Re: Inconsistency of javadoc and actual behaviour of RelNode#getVariablesSet

Posted by Julian Hyde <jh...@gmail.com>.
The sentence "Note: only {@link org.apache.calcite.rel.core.Correlate} should set variables.” is no longer true, now we added correlated Filter and, I believe, correlated Project. Maybe we should also add correlated Join (in case the ON clause uses correlated variables).

I believe that variables can only be set in the current RelNode. (Read a row from input, set the variable, then evaluate a Rex expression or restart the right input. It’s like a ‘for’ loop.) In which case, what you are seeing is wrong. But I’m not 100% sure.

Note that, unlike *set*, variables can be *used* anywhere within a tree (generally in the right-hand input of a Correlate).

Maybe you could propose better javadoc. That is worth doing independent of any bugs that you are trying to fix.

▶ **Materials provided**:
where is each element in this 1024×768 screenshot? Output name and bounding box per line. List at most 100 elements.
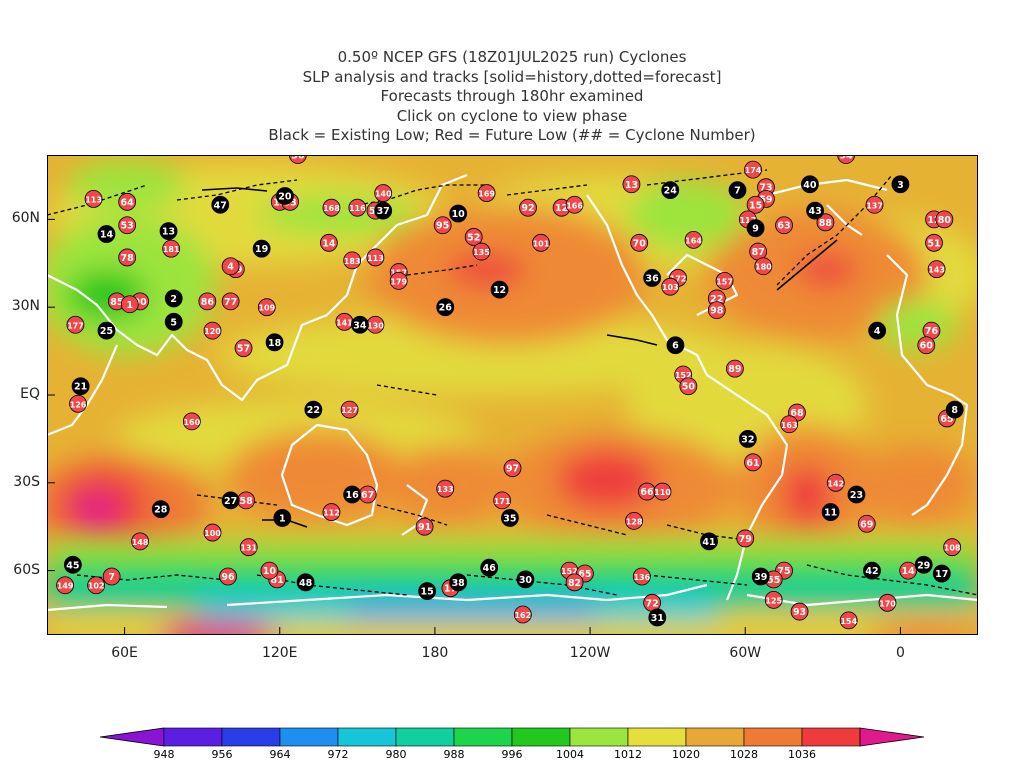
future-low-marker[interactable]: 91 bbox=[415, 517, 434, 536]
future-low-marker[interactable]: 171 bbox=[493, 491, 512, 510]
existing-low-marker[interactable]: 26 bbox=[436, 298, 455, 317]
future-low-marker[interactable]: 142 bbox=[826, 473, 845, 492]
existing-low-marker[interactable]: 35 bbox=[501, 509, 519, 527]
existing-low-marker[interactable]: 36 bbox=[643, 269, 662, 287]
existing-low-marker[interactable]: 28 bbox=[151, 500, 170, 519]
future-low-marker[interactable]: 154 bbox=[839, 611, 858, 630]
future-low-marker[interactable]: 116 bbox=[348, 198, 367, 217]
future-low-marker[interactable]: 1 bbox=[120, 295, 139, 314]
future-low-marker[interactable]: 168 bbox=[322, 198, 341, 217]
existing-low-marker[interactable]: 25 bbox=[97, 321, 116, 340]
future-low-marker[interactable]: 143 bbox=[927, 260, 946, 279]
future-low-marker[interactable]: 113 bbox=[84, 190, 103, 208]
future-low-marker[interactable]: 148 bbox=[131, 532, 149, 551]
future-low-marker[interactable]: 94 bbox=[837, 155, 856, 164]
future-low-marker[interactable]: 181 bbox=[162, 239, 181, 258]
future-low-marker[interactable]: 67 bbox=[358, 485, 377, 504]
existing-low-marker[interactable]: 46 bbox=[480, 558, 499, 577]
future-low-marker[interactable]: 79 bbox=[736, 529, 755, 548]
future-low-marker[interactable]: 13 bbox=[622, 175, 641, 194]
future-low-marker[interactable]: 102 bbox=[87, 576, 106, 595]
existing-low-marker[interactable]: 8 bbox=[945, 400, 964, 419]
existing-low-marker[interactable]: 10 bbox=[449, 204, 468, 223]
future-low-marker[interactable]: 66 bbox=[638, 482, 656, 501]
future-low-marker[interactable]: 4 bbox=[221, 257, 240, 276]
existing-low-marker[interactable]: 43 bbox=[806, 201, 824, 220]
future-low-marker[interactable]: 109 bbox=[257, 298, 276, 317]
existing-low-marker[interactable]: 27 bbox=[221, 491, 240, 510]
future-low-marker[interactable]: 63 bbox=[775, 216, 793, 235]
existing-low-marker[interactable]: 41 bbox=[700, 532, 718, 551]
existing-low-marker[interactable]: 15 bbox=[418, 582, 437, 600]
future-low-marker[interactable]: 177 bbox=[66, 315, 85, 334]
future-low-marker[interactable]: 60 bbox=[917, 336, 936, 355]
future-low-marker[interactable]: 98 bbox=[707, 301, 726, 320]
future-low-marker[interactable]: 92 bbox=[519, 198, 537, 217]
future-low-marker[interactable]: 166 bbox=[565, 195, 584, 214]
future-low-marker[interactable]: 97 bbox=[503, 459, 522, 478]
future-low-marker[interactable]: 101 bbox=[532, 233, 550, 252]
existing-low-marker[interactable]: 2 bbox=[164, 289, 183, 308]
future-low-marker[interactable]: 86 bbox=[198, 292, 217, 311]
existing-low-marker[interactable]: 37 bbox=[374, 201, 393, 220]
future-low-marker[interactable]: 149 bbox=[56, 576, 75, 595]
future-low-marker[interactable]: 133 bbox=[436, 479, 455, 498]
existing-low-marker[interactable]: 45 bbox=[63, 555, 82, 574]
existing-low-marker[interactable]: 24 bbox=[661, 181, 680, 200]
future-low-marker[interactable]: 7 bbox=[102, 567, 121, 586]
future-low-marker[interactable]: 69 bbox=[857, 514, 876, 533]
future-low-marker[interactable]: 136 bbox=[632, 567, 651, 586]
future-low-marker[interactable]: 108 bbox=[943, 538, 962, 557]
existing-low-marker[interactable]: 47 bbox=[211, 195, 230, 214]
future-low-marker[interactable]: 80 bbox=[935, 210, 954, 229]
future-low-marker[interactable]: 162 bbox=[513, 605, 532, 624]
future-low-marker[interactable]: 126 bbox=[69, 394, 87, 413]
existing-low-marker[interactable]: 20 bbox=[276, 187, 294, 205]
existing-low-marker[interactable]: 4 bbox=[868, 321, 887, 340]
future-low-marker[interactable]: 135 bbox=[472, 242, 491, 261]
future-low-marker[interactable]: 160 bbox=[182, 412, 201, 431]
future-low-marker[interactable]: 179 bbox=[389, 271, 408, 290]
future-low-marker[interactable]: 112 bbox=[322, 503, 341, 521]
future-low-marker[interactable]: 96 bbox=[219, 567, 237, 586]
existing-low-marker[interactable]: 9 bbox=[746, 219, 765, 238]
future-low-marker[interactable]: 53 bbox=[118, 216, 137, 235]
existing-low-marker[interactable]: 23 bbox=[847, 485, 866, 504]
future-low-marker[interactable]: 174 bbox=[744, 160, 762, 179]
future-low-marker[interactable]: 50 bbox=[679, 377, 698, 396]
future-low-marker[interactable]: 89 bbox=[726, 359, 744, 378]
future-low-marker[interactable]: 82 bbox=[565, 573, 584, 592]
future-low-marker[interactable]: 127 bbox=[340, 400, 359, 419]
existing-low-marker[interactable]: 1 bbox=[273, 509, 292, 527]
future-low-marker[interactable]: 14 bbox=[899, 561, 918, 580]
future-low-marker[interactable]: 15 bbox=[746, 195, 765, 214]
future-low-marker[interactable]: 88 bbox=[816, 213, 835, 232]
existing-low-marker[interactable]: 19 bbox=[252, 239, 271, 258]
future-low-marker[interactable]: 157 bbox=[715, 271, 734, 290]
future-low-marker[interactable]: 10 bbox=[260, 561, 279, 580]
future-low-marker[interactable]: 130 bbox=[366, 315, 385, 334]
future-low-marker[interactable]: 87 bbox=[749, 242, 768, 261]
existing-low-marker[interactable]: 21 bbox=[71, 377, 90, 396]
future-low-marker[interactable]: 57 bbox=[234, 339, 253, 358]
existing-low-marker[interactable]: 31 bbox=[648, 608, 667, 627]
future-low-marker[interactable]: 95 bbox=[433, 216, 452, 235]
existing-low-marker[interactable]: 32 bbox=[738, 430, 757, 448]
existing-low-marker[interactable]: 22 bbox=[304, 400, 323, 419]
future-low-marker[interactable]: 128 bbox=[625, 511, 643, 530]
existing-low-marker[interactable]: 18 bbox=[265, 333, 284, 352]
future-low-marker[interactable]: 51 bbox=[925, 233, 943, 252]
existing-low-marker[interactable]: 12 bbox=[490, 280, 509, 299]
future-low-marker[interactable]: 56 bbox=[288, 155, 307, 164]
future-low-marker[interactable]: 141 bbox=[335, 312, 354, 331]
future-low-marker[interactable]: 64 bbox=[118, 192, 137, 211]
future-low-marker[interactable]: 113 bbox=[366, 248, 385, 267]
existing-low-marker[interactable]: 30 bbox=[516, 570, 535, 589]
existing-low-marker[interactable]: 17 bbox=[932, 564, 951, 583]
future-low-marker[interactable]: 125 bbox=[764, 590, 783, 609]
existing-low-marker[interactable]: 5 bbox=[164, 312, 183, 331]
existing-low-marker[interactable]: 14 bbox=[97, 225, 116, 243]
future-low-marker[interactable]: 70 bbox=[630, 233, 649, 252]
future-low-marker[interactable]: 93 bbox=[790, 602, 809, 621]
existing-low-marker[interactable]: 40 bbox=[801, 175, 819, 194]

==

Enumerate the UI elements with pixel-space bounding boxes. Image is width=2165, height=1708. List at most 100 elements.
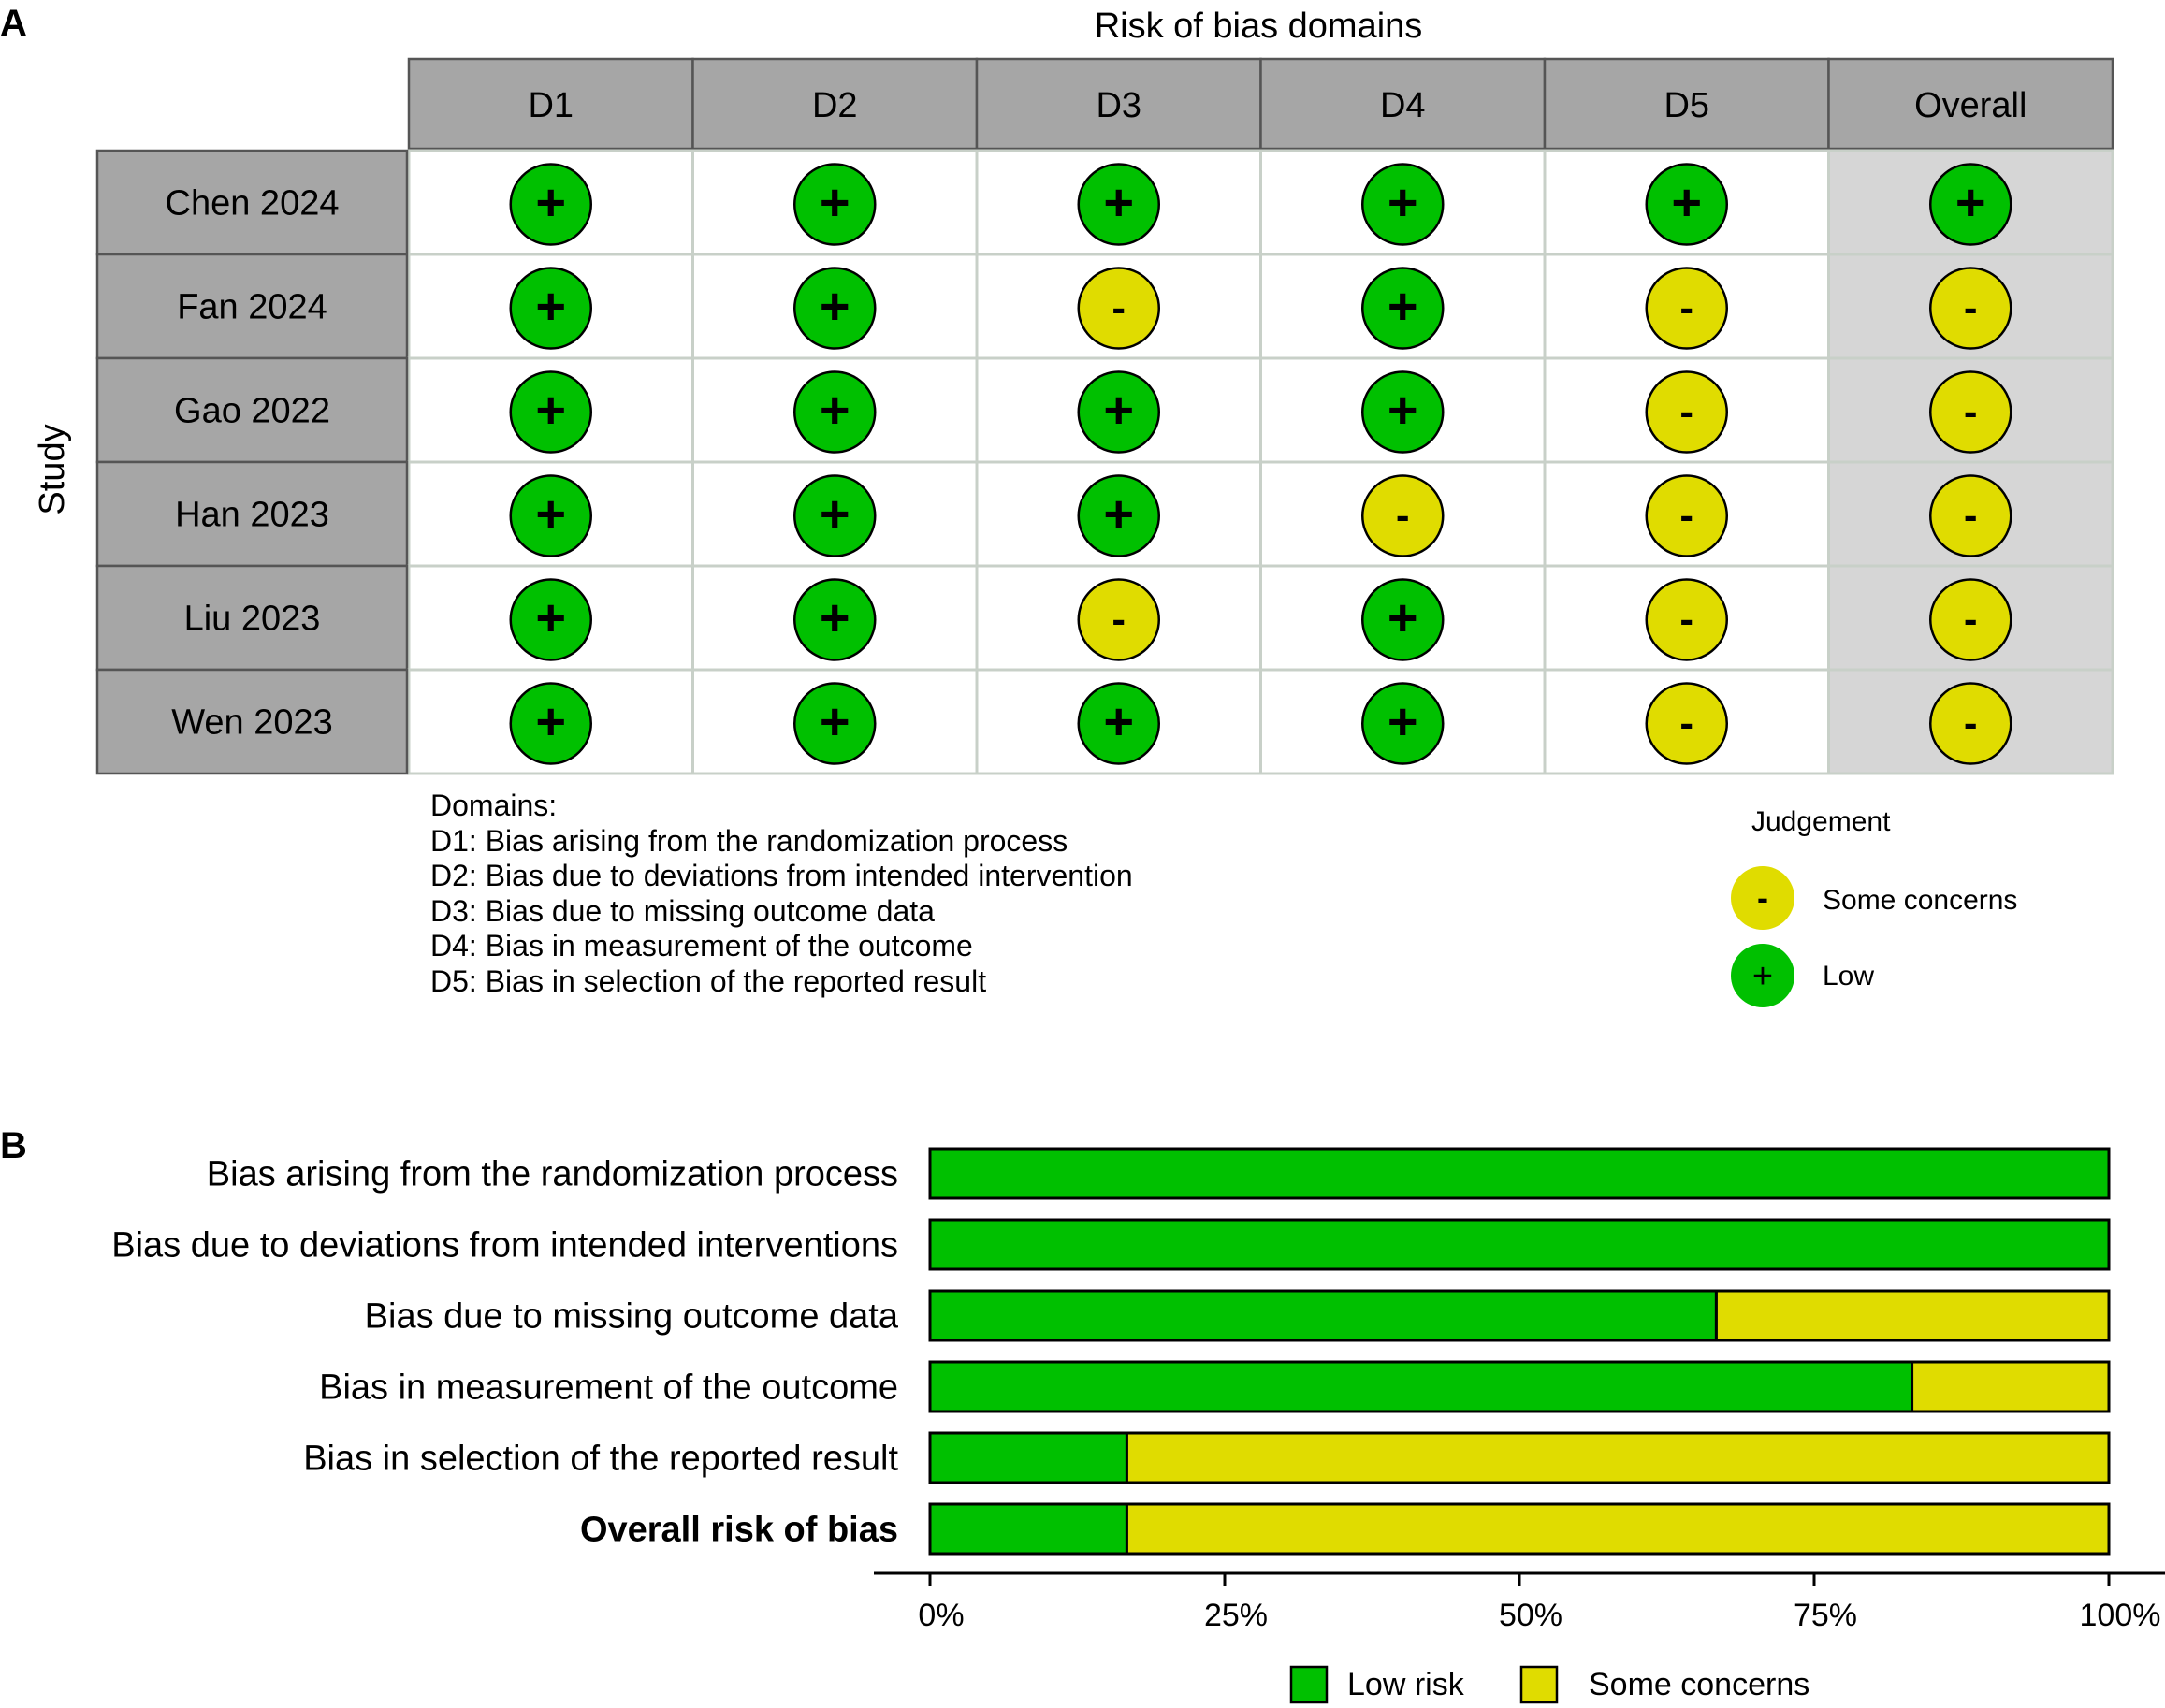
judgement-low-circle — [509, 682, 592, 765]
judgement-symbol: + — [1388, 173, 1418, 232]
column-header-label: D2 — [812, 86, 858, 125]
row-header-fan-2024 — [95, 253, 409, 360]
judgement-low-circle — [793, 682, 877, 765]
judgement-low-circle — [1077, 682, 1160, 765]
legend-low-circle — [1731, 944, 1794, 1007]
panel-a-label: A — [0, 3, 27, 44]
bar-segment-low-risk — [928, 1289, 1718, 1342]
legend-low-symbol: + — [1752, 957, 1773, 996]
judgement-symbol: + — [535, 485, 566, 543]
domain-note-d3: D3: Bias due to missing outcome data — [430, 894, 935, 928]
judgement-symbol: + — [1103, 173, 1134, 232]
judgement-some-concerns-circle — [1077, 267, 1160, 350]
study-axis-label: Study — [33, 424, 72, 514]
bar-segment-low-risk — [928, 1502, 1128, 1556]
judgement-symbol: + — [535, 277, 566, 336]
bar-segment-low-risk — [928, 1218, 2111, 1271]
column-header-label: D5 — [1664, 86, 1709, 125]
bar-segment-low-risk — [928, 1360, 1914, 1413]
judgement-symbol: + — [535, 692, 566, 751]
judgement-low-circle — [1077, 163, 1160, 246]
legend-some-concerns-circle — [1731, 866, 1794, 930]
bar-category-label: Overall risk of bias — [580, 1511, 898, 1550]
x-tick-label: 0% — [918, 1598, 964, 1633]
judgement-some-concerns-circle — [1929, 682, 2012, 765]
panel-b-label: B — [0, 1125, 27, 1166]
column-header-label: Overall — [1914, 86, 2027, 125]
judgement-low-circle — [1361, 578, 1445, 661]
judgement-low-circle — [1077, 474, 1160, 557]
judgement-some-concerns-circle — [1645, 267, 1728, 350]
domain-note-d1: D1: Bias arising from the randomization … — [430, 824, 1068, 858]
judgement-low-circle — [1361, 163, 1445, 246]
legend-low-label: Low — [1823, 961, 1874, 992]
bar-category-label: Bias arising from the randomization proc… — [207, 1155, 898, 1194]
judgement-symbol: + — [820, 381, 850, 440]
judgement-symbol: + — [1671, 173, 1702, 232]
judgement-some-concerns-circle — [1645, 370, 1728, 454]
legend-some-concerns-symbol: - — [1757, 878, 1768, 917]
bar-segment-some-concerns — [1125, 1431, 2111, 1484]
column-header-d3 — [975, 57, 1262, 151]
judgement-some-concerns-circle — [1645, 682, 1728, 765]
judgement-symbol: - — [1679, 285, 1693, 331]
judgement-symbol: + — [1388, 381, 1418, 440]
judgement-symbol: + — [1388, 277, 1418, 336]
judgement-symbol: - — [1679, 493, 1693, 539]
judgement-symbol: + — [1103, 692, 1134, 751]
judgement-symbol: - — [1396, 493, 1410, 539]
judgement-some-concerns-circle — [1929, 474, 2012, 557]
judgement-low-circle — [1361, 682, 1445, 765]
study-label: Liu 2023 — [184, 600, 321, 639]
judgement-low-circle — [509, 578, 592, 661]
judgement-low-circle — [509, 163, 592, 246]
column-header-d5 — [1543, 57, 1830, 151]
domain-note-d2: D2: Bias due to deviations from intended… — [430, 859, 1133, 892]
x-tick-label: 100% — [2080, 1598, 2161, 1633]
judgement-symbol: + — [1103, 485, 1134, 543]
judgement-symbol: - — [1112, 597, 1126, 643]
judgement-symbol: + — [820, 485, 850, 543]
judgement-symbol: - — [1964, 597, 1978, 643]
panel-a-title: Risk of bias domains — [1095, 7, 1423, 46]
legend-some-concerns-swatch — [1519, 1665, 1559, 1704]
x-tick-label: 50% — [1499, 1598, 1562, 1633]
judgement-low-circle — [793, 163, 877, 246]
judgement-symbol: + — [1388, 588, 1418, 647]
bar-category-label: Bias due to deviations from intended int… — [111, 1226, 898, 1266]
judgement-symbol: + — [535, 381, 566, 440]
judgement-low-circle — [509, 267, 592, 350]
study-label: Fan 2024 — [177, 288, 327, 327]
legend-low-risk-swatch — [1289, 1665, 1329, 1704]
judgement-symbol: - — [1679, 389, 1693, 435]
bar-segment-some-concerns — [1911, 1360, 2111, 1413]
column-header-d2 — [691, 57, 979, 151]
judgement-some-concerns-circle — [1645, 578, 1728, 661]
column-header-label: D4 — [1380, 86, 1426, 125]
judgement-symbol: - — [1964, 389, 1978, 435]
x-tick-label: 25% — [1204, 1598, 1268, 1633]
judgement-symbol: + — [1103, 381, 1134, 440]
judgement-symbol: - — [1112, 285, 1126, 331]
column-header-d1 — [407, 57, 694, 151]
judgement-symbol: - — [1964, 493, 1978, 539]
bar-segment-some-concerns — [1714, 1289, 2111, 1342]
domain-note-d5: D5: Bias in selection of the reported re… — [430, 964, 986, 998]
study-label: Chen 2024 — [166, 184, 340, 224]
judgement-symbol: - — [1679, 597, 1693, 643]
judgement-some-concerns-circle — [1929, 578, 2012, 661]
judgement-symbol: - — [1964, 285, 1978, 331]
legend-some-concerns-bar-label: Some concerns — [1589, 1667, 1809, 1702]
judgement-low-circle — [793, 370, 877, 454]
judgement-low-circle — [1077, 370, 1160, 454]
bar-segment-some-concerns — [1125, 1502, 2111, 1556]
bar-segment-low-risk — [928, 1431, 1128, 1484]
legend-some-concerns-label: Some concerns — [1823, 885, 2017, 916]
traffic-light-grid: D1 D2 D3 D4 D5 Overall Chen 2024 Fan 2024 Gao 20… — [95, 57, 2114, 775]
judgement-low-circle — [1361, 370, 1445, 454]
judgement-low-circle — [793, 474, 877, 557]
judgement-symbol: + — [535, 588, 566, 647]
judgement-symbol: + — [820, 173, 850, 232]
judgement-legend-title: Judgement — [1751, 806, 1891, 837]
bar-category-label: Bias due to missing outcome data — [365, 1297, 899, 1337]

▶ **What you need to do**:
a – Reproduce the part of the forum post about RelNode#getVariablesSet that begins at the words "Re: Inconsistency of" and ends after the words "trying to fix.".
b – Update a span of lines in the records: begin at the line that contains "judgement-low-circle — [509, 682, 592, 765]" and stop after the line that contains "bar-segment-low-risk — [928, 1218, 2111, 1271]". Replace every "judgement-symbol" with "verdict-symbol", change nothing else, and give only those lines.

▶ **Complete answers**:
a –
Re: Inconsistency of javadoc and actual behaviour of RelNode#getVariablesSet

Posted by Julian Hyde <jh...@gmail.com>.
The sentence "Note: only {@link org.apache.calcite.rel.core.Correlate} should set variables.” is no longer true, now we added correlated Filter and, I believe, correlated Project. Maybe we should also add correlated Join (in case the ON clause uses correlated variables).

I believe that variables can only be set in the current RelNode. (Read a row from input, set the variable, then evaluate a Rex expression or restart the right input. It’s like a ‘for’ loop.) In which case, what you are seeing is wrong. But I’m not 100% sure.

Note that, unlike *set*, variables can be *used* anywhere within a tree (generally in the right-hand input of a Correlate).

Maybe you could propose better javadoc. That is worth doing independent of any bugs that you are trying to fix.

b –
judgement-low-circle — [509, 682, 592, 765]
verdict-symbol: + — [1388, 173, 1418, 232]
column-header-label: D2 — [812, 86, 858, 125]
row-header-fan-2024 — [95, 253, 409, 360]
judgement-low-circle — [793, 682, 877, 765]
judgement-low-circle — [1077, 682, 1160, 765]
legend-low-circle — [1731, 944, 1794, 1007]
panel-a-label: A — [0, 3, 27, 44]
bar-segment-low-risk — [928, 1289, 1718, 1342]
legend-low-symbol: + — [1752, 957, 1773, 996]
verdict-symbol: + — [535, 485, 566, 543]
domain-note-d3: D3: Bias due to missing outcome data — [430, 894, 935, 928]
verdict-symbol: + — [1103, 173, 1134, 232]
judgement-some-concerns-circle — [1077, 267, 1160, 350]
study-axis-label: Study — [33, 424, 72, 514]
bar-segment-low-risk — [928, 1502, 1128, 1556]
verdict-symbol: + — [535, 277, 566, 336]
bar-segment-low-risk — [928, 1218, 2111, 1271]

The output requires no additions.